Such claims heap one lie upon another.
They present the phone-hacking scandal at Rupert Murdoch’s News International—supposedly the impulse for the charter—as the result of lax regulation, rather than a case of high crimes and misdemeanors.
This deliberately avoids the fact that News International’s activities could have been stopped at any point through existing criminal law. That it was able instead to hack into phone accounts and bribe police and public officials with impunity for years is due to the fact that the right-wing oligarch was protected by politicians of all parties in Toynbee’s “democratically elected parliament”, who competed for his political patronage.
To this day, Murdoch and his son James, then head of News International, have gone virtually unscathed and escaped being held accountable.
It was to conceal the mercenary relations between Murdoch and Britain’s official institutions and leading personnel that the Leveson Inquiry into press standards was established. This exonerated the culprits of any wrongdoing, while providing the pretext for the onslaught on civil liberties now underway.
That the Murdoch scandal ever came to light was because of competing commercial and personal interests within the ruling elite. Since then, various representatives of the bourgeoisie have sought to mitigate the destabilizing effect of these conflicts—not least in alerting working people to political conspiracies behind the scenes—by affecting a rapprochement between rival interests and seizing an opportunity to strengthen the state.
It is this reinforcing of the state and its institutions that formed the basis for agreement between the three parties, and which has warmed the hearts of Toynbee, et al. Only last Thursday, Cameron walked out of cross-party talks on press regulation saying that no deal could be made as the differences were “unbridgeable”. With Miliband and Clegg faced with making good their threat to inflict a defeat on the government in a parliamentary vote, frantic eleventh-hour talks took place over the weekend.

Information shown:
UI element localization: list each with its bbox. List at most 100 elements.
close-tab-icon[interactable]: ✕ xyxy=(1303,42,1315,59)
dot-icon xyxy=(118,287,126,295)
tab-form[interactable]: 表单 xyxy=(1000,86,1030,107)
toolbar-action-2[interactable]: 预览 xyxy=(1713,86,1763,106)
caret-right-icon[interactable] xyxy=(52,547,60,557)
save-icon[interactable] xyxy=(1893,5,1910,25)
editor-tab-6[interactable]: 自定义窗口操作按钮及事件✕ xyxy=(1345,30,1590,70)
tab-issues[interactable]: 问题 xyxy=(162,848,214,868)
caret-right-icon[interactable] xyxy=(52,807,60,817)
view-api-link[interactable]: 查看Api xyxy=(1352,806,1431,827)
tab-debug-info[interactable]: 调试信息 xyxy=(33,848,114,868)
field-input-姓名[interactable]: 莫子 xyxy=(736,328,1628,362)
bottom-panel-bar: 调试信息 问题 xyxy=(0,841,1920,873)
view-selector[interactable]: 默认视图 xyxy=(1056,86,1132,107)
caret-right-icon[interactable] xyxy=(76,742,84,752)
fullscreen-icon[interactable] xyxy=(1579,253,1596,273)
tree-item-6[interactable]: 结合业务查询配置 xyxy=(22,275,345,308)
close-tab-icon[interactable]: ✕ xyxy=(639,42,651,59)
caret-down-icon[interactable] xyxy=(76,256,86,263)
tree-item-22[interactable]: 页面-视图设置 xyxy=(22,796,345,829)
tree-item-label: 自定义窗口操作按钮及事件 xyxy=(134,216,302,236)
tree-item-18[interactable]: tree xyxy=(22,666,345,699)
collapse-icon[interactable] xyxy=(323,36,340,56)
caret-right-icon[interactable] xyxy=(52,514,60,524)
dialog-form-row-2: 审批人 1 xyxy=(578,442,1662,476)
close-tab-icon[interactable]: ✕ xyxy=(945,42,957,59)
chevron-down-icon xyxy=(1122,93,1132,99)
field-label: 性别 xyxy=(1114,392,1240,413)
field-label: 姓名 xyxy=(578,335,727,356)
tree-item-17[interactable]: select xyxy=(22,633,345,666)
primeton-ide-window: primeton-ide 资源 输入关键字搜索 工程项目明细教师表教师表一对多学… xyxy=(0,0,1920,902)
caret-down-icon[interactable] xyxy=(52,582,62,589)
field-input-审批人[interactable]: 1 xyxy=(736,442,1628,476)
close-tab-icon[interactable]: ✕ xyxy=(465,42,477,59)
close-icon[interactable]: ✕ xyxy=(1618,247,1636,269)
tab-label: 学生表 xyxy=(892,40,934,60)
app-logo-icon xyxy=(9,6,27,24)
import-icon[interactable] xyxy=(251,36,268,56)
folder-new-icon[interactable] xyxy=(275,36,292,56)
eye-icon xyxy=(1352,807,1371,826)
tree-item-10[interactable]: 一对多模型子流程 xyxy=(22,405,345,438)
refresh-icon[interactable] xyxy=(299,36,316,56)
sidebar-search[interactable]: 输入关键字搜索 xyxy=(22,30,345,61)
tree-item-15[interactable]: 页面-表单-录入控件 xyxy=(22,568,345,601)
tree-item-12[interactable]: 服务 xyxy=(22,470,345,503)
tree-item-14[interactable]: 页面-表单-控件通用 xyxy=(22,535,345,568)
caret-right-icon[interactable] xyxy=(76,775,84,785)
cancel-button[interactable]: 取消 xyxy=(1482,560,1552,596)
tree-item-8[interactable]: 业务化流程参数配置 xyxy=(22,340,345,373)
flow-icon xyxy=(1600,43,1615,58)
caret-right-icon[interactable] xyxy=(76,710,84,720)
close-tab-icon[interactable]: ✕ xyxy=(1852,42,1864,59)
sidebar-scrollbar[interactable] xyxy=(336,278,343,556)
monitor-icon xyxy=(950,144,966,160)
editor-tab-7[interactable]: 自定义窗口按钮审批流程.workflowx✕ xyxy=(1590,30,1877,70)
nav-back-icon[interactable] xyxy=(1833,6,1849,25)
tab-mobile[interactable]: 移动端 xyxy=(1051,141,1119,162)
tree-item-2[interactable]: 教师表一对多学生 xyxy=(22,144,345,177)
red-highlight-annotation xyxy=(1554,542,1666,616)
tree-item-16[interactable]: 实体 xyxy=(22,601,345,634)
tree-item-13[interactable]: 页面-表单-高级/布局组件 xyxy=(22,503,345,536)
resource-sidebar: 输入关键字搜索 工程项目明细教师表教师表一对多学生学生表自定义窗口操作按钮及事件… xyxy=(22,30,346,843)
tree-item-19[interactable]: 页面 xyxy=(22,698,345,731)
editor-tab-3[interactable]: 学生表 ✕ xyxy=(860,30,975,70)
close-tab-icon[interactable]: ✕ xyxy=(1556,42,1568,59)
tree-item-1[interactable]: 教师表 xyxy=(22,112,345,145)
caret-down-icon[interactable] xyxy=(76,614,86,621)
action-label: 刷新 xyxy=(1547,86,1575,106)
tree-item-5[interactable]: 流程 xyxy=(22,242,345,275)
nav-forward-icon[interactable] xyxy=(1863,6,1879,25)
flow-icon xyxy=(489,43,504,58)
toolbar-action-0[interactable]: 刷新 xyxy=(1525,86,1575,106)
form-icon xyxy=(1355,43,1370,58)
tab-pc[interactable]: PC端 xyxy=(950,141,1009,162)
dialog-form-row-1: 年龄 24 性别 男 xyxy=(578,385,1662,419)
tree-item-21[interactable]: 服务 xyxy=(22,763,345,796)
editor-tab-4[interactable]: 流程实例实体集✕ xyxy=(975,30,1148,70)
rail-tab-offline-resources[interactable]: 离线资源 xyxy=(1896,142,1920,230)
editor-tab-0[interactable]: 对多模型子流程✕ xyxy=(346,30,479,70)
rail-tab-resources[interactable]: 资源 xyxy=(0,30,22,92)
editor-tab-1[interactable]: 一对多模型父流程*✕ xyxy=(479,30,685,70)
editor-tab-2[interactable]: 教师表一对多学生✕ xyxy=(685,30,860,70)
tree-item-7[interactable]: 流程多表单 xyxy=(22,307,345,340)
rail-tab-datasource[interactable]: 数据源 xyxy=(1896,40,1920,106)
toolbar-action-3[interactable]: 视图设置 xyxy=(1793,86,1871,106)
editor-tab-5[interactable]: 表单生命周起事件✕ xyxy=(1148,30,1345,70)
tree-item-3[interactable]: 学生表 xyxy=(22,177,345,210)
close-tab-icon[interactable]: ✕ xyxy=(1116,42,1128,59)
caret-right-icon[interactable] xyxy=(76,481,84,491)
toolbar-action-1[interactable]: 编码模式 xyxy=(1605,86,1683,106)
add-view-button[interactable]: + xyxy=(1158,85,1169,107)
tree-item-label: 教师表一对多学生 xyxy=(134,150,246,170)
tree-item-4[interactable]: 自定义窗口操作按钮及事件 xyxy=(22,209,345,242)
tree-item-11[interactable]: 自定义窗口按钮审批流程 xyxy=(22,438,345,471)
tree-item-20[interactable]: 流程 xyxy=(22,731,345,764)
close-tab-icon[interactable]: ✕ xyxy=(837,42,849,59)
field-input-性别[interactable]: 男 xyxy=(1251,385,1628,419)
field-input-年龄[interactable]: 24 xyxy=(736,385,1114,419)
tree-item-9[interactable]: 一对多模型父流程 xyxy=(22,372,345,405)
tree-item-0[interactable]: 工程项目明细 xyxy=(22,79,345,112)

Required work:
[1] According to the passage on the phone-hacking scandal, who was head of News International at the time?
[2] Summarize the passage on the phone-hacking scandal in two sentences.
[3] Extend the passage on the phone-hacking scandal, starting right after its final sentence.
The items come from a separate source.

Answers to this exercise:
[1] James Murdoch, Rupert Murdoch's son.

[2] The phone-hacking scandal at Rupert Murdoch's News International was not the product of lax regulation but of crimes that existing criminal law could have stopped, and Murdoch escaped this because politicians of all parties protected him while competing for his patronage. The Leveson Inquiry was set up to conceal these relations and exonerated the culprits, while providing a pretext for an attack on civil liberties and a strengthening of the state on which the three parties have based their agreement.

[3]
Critical in their ability to find agreement was the inclusion of Hacked Off, the high-profile campaign group that represents victims of press intrusion. No less than four members of the organization were present in the talks in Miliband’s office.
Hacked Off’s endorsement of the charter makes clear that its opposition to press abuses has nothing to do with the defence of democratic rights. Rather, its protests are motivated by the selfish interests of celebrities and other “personalities”, concerned to defend their personal freedoms at the expense of the democratic rights of everyone else.
The rich and powerful have nothing to fear from the agreement that has been made. Nor will it restrict the right-wing agenda that has dominated British political life for three decades and more. It will be used against the working class, to suppress oppositional views.
The power of the corporate-financial oligarchy can be broken and freedom of speech genuinely protected only by placing the media under public ownership and democratic control. This requires a political struggle against all of the institutions of the bourgeois state and its political parties through the independent mobilization of working people in the fight for a workers’ government and the socialist reorganization of society.